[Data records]
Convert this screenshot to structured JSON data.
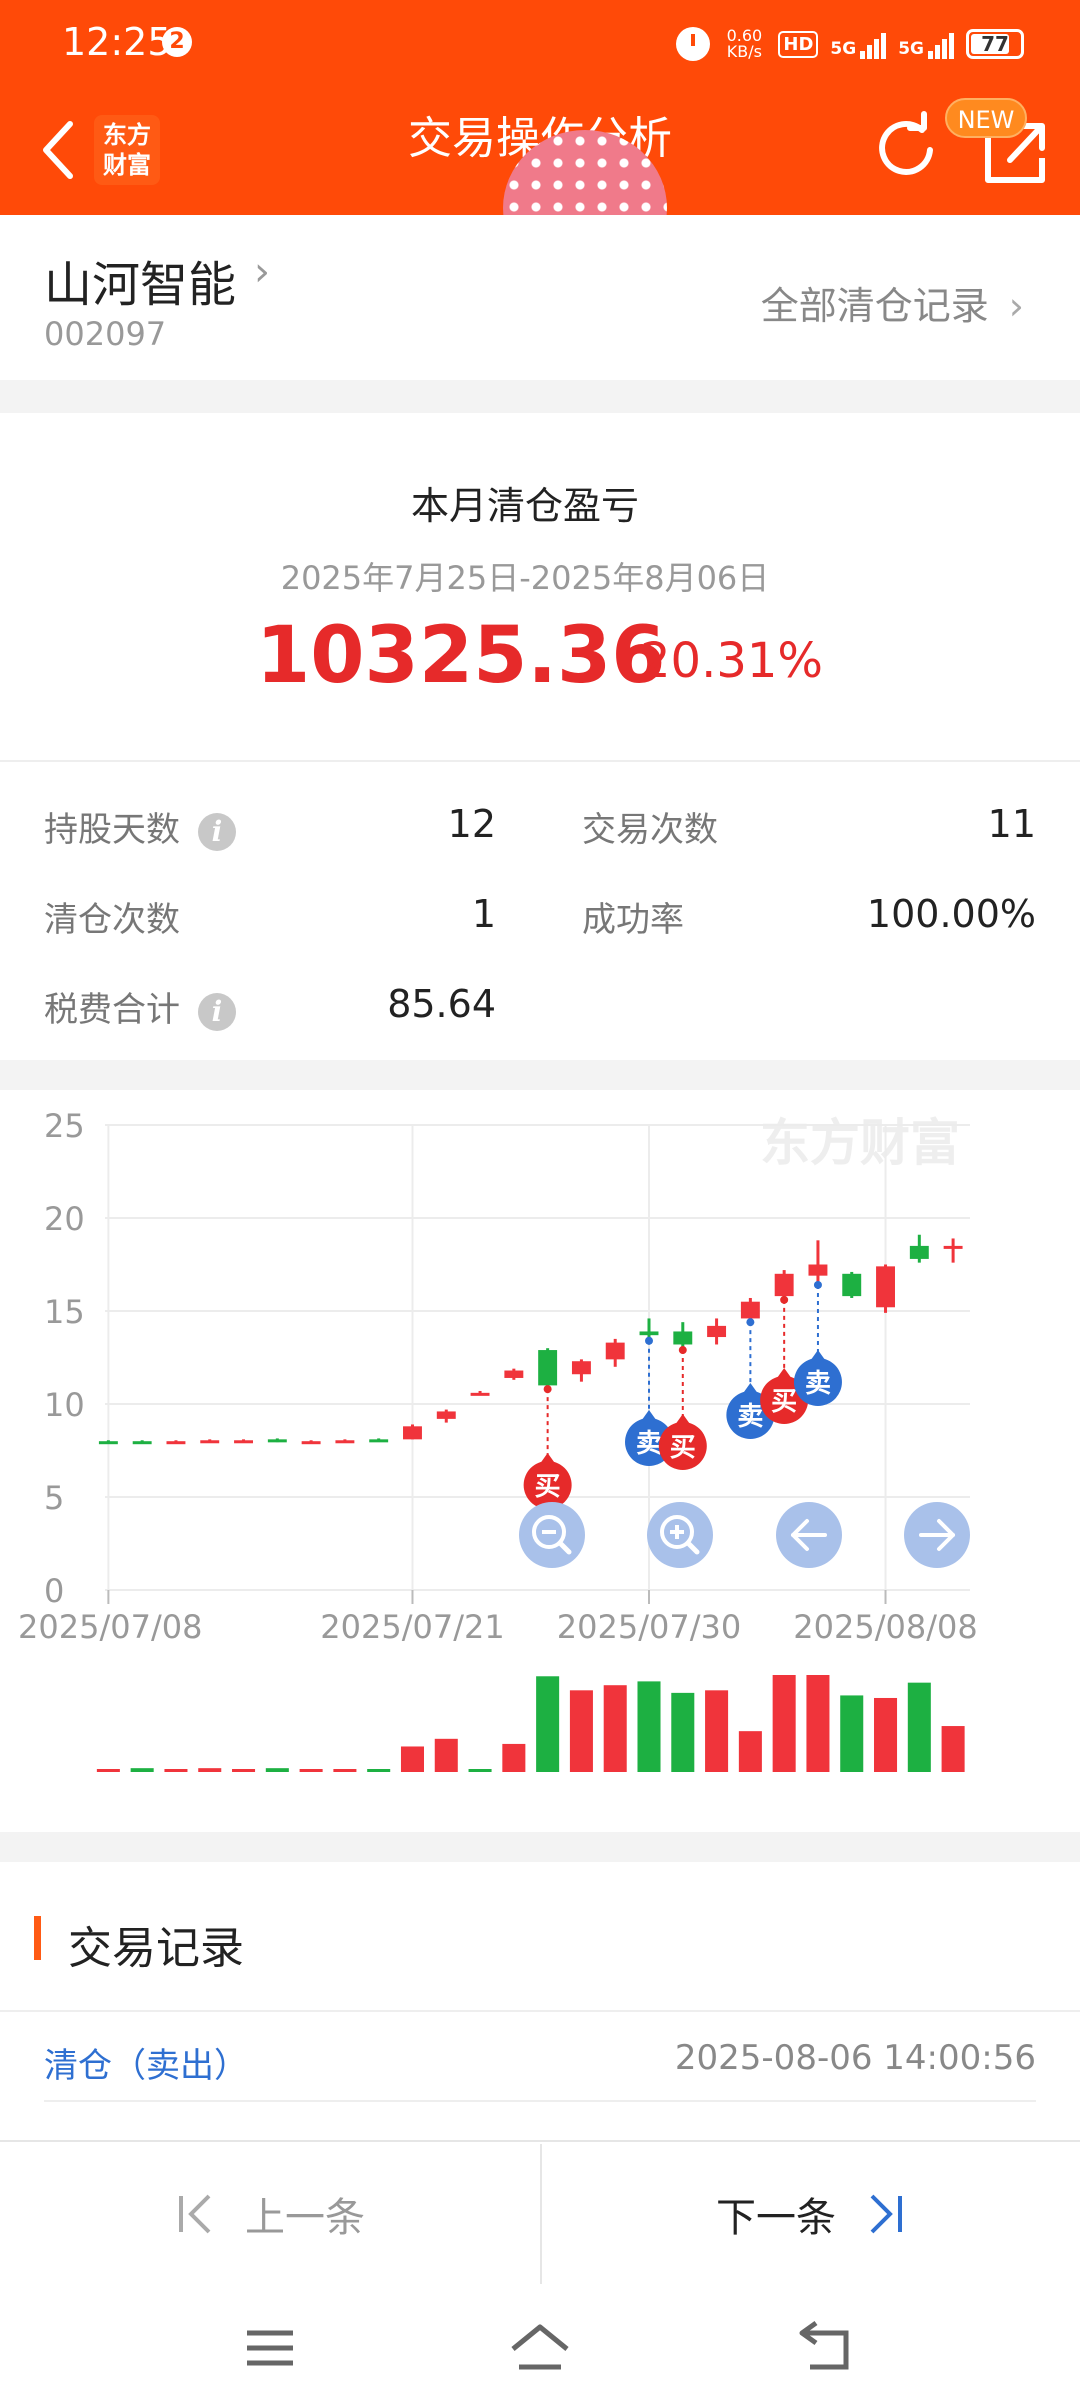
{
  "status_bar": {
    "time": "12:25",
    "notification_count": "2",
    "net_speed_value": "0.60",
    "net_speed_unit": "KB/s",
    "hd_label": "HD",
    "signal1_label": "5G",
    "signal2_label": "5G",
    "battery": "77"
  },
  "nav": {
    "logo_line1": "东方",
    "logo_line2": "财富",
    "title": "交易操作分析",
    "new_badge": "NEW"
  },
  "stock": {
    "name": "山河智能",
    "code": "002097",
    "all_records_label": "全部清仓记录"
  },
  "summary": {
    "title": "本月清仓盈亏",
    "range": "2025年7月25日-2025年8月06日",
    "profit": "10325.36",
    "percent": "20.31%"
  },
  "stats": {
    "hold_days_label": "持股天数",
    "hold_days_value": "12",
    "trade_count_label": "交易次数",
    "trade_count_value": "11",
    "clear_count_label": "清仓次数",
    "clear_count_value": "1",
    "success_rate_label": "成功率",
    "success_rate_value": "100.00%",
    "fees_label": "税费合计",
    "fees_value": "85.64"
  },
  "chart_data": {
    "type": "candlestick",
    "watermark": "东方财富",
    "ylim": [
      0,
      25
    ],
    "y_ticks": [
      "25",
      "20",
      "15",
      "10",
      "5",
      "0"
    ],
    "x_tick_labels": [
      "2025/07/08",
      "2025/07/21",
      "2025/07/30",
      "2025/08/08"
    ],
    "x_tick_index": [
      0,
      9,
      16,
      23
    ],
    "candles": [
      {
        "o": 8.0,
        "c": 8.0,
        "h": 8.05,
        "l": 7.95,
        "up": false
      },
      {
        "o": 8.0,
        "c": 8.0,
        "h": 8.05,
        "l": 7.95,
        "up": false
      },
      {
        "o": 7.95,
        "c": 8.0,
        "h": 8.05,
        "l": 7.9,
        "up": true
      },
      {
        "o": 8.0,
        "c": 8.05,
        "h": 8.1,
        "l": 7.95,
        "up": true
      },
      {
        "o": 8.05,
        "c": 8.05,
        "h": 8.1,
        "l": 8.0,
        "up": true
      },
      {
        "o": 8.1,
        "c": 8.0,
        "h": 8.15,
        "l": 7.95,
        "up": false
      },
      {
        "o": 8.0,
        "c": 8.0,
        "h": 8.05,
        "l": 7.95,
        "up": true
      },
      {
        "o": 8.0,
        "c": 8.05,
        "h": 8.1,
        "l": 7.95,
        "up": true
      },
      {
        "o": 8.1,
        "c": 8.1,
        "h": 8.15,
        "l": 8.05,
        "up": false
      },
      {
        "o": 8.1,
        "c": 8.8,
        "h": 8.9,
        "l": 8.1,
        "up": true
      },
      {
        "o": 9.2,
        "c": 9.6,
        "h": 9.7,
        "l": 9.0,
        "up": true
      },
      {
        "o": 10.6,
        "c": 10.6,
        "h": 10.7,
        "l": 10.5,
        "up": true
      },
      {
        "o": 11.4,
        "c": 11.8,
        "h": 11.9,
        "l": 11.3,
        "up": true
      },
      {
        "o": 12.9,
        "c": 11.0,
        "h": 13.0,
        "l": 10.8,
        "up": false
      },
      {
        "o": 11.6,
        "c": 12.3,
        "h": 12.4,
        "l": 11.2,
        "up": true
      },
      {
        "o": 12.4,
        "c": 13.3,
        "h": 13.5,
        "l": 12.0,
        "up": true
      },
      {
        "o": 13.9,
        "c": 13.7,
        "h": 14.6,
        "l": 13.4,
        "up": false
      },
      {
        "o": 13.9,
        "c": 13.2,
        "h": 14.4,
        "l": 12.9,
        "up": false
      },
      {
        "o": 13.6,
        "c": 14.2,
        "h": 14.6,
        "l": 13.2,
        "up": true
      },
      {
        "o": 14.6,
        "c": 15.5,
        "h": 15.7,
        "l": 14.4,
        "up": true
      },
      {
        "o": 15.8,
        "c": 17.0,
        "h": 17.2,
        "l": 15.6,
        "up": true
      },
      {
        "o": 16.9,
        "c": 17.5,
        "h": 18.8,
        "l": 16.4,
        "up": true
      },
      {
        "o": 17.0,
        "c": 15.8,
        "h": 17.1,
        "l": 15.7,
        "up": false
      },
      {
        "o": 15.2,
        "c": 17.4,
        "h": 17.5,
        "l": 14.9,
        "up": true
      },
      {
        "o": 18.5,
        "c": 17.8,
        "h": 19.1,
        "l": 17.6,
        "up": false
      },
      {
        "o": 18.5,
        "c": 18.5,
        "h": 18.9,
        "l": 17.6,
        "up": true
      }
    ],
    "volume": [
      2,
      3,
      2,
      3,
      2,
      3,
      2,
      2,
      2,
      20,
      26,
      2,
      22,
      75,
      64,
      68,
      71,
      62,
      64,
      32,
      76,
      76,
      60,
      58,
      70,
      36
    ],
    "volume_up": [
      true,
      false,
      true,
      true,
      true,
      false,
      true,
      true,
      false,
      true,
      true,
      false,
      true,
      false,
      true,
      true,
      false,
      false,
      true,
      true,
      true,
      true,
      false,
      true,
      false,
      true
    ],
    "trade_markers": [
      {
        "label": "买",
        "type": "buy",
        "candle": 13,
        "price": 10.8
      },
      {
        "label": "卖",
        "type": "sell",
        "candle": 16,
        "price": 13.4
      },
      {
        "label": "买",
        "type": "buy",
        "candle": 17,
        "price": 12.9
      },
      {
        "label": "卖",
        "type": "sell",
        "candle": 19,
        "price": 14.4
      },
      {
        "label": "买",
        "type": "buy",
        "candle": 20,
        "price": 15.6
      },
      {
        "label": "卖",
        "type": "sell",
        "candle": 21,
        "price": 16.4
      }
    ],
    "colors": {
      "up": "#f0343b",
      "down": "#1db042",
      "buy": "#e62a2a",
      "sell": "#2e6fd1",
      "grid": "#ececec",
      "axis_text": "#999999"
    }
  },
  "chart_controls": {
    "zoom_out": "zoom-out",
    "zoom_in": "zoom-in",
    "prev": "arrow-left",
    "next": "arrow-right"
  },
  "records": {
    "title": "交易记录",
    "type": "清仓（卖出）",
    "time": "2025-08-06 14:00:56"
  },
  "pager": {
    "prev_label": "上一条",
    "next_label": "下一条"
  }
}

What is being asked
In the records above, find the lines containing "price" and copy them.

Solved exercise
        "price": 10.8
        "price": 13.4
        "price": 12.9
        "price": 14.4
        "price": 15.6
        "price": 16.4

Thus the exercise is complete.